((
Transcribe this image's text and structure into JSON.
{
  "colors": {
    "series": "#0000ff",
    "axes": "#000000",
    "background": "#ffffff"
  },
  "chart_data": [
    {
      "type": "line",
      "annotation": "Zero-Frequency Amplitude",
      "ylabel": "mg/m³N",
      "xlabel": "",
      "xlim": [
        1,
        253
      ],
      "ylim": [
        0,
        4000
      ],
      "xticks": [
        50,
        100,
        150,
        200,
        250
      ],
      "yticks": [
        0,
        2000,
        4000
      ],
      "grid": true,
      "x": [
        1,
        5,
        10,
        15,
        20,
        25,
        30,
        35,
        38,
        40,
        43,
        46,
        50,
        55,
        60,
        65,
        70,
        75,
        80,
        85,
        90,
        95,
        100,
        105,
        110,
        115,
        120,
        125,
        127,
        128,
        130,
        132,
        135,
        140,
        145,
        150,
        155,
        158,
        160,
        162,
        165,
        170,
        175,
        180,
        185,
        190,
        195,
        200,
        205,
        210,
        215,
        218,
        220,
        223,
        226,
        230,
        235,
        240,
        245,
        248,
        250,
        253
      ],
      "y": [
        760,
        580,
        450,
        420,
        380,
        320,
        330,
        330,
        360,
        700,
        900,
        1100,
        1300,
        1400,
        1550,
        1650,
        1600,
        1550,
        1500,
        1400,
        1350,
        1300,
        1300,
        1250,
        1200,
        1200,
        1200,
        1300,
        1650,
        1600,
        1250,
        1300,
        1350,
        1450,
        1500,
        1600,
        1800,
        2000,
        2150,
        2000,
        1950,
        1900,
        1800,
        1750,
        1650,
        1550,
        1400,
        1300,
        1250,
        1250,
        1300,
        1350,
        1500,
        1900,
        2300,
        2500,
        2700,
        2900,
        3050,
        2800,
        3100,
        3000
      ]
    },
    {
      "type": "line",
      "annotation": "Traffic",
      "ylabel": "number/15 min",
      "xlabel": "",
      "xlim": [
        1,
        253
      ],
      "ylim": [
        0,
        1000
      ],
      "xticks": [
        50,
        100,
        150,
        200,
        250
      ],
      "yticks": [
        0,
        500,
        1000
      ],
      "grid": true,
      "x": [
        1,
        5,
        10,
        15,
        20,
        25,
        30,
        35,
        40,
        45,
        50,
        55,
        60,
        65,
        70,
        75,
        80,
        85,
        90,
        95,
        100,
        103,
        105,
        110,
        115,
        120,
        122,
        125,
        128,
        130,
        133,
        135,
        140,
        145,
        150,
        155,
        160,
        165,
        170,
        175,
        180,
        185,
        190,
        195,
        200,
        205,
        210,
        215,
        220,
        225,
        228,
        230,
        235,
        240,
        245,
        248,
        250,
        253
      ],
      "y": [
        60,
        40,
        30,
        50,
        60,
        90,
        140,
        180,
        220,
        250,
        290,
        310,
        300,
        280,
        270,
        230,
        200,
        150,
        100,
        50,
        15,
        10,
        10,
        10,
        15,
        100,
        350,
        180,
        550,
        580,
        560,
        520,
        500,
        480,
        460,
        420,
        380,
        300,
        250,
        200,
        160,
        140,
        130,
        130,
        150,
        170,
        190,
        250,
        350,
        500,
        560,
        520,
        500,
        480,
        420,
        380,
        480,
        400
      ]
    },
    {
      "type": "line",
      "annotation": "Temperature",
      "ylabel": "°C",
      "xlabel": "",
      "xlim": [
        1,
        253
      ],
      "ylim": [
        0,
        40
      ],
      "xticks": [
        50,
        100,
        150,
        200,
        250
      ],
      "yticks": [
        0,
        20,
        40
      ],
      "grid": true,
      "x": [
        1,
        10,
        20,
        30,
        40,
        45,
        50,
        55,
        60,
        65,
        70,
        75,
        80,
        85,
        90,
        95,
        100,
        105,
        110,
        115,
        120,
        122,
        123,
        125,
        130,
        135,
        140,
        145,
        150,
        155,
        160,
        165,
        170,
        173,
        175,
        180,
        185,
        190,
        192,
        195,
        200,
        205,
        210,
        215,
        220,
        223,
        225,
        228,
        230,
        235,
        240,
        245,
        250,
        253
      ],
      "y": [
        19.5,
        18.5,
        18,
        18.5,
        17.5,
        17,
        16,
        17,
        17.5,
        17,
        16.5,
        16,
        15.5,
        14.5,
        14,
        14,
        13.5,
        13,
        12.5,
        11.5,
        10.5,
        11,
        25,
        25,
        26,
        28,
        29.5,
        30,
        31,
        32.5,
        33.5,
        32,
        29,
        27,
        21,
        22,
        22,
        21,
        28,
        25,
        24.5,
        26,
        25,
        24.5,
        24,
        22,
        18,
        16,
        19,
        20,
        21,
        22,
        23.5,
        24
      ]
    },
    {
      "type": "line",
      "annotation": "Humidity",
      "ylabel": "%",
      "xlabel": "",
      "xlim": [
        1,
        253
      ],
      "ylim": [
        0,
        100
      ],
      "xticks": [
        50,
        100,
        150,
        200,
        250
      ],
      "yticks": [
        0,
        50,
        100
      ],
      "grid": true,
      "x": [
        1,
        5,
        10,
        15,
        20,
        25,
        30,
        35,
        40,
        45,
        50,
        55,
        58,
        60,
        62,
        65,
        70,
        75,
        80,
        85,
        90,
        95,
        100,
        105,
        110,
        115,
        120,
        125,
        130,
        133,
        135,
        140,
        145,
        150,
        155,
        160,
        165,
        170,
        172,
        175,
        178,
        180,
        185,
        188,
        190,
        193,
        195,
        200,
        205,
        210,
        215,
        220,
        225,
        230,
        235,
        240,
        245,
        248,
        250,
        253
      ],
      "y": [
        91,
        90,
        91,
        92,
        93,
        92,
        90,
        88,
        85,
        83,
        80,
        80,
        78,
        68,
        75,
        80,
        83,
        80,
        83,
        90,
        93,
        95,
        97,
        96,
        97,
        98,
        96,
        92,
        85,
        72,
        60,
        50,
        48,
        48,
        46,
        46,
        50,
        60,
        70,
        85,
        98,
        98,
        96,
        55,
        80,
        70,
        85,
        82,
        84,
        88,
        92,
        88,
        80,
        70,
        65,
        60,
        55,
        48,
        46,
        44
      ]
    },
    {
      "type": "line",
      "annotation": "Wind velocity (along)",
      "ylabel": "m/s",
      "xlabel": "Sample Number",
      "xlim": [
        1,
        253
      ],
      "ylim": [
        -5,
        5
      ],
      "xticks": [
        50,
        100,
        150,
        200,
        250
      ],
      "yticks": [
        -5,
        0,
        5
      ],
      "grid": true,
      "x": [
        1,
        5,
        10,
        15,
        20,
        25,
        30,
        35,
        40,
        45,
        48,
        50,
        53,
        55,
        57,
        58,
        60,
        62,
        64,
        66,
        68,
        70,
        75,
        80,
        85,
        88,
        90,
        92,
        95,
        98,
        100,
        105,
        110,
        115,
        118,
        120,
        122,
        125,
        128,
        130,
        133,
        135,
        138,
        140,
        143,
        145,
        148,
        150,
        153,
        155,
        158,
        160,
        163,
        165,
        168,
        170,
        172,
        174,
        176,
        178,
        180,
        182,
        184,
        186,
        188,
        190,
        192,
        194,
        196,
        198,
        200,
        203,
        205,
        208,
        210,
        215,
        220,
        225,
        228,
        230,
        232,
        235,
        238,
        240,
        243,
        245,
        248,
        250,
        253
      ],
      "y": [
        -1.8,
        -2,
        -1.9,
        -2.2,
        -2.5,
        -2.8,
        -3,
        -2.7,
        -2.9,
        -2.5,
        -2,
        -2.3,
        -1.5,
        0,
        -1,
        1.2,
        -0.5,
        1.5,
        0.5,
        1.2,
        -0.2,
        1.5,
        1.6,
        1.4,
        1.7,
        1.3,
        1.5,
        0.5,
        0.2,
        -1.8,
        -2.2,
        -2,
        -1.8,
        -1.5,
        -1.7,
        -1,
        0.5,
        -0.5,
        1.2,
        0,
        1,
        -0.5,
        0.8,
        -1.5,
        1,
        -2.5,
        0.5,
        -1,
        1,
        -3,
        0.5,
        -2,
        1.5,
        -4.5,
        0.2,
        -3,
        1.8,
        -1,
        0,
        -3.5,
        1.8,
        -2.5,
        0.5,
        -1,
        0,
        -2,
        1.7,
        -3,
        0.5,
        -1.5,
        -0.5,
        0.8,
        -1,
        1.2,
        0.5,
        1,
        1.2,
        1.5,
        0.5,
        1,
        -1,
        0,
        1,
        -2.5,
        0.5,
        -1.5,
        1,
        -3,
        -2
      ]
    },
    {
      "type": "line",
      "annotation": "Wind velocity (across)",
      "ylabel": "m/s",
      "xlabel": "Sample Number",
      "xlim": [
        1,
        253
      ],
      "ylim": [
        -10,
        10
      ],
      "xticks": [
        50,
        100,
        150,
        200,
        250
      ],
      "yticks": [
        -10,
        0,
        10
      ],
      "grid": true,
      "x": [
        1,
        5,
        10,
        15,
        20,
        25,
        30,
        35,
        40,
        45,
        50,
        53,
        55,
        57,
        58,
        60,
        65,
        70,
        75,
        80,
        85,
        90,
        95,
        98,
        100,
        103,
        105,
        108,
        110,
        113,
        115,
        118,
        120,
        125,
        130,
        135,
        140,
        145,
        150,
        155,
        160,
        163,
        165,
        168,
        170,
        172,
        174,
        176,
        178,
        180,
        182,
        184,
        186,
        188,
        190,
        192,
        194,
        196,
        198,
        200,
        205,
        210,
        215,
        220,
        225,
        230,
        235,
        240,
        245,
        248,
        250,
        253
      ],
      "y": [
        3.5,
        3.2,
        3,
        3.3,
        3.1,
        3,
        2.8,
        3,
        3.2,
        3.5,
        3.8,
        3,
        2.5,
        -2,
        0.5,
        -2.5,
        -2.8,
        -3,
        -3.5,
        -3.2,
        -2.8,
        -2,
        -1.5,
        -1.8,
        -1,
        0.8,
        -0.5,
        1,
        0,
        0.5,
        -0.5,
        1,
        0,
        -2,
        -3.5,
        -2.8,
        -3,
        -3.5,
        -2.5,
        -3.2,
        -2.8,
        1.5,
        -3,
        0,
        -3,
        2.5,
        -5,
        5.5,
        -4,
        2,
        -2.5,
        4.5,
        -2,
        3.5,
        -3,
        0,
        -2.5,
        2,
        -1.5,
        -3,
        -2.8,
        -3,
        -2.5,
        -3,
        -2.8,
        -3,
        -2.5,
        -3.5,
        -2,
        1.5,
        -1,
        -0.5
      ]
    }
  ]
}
))
Work out how many lines in the entries hold the string "velocity". Your answer should consist solely of that number.

2